--- start of Records for this task ---

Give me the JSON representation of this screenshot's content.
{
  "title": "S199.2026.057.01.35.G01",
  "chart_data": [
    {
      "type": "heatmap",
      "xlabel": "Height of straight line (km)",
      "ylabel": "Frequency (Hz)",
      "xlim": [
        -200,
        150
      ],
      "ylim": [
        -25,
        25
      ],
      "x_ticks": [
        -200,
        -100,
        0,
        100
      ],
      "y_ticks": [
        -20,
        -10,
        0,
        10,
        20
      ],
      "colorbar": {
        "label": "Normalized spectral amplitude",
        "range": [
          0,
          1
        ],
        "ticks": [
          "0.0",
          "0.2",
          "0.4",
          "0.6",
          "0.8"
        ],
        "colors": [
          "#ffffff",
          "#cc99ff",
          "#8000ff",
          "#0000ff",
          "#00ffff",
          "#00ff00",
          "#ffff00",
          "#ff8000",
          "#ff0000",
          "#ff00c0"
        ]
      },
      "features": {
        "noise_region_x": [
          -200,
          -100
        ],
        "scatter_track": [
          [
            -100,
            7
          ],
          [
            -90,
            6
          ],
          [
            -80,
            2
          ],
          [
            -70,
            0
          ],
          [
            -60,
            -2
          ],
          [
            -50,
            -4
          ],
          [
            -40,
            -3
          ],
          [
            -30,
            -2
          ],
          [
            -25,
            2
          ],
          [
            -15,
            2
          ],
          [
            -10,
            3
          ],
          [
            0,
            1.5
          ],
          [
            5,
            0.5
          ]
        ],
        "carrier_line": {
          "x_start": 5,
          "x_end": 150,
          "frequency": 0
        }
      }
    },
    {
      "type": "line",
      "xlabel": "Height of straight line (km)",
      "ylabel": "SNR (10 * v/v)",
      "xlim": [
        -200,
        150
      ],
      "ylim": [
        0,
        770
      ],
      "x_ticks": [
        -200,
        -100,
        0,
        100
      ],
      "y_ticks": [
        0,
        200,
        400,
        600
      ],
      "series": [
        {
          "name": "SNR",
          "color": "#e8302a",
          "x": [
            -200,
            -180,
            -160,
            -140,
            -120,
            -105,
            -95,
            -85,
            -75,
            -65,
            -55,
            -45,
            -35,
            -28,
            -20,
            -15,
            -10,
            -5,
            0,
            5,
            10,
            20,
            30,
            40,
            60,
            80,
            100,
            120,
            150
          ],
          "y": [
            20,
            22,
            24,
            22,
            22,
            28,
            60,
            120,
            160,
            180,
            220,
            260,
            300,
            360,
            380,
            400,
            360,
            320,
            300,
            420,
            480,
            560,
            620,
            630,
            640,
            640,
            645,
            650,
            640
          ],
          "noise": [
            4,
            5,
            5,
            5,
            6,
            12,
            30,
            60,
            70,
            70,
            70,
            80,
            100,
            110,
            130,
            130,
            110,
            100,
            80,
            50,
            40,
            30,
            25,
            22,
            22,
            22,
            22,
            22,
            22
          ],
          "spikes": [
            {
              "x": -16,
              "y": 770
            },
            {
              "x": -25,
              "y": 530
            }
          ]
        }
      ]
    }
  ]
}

--- end of Records for this task ---

Report how many lines of the records above contain the word "ylabel", and give only that number.

- Exercise solution -
2